■ Instruction ■
Determine how many lines in the entries below include "Range". The reply should be that number and nothing else.

Entries from a visual dataset
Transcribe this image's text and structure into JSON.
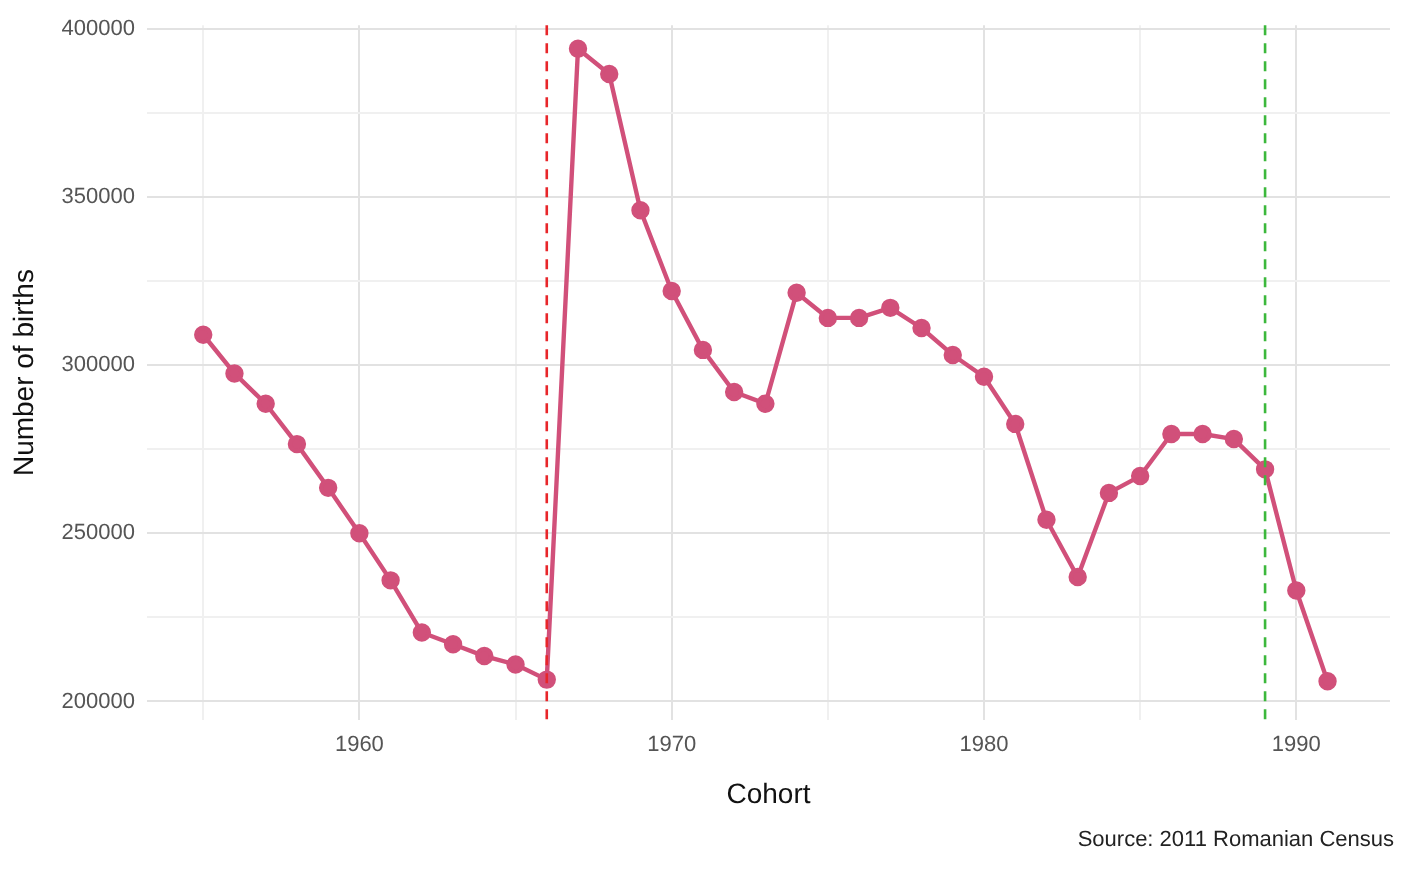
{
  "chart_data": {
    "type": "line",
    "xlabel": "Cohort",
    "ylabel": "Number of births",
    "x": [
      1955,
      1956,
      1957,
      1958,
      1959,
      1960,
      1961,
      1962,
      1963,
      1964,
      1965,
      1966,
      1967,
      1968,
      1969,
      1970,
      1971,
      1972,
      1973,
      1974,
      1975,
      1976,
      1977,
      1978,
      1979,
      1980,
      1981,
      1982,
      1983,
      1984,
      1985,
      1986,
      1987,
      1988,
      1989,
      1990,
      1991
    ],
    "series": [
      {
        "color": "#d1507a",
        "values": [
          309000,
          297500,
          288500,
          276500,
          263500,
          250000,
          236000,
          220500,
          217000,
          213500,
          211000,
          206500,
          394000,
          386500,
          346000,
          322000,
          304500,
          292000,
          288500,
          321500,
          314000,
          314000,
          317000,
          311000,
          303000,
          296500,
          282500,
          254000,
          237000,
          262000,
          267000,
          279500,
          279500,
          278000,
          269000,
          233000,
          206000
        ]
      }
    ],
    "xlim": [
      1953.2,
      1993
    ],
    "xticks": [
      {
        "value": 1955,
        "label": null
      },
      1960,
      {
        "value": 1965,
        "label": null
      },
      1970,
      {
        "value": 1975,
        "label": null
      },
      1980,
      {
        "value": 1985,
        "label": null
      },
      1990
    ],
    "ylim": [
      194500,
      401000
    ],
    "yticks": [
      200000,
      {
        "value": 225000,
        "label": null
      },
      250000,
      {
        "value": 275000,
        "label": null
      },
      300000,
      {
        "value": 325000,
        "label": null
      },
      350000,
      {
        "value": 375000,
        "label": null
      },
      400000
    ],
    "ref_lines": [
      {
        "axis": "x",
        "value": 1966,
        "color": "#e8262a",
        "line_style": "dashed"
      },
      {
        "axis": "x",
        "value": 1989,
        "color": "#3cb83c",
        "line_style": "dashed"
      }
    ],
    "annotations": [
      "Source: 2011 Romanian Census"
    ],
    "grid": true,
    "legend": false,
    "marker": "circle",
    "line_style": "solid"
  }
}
---
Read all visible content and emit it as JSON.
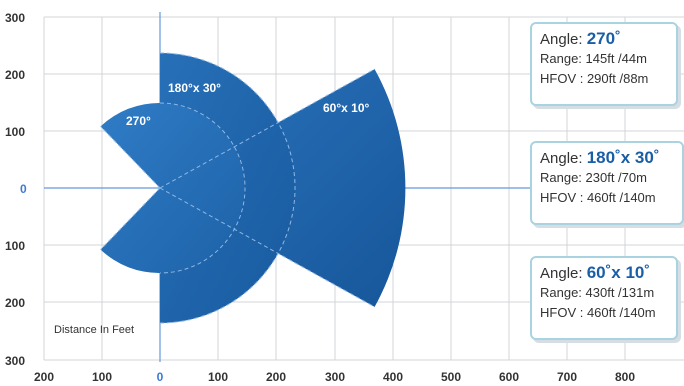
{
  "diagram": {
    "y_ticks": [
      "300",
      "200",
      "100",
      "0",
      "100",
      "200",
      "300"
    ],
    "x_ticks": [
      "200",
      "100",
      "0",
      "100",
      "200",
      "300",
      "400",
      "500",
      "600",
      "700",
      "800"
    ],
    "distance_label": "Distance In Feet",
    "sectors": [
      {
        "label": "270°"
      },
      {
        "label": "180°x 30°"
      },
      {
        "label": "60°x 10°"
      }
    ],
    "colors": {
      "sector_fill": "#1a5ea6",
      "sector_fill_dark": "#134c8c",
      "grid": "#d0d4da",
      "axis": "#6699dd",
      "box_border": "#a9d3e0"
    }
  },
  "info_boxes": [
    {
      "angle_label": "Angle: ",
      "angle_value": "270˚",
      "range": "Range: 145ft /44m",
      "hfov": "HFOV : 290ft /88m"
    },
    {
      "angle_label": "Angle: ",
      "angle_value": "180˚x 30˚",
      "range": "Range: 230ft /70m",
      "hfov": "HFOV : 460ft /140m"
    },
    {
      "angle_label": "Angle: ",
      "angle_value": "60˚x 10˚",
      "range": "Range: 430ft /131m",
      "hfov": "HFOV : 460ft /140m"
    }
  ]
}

■ Result for this exercise ■
3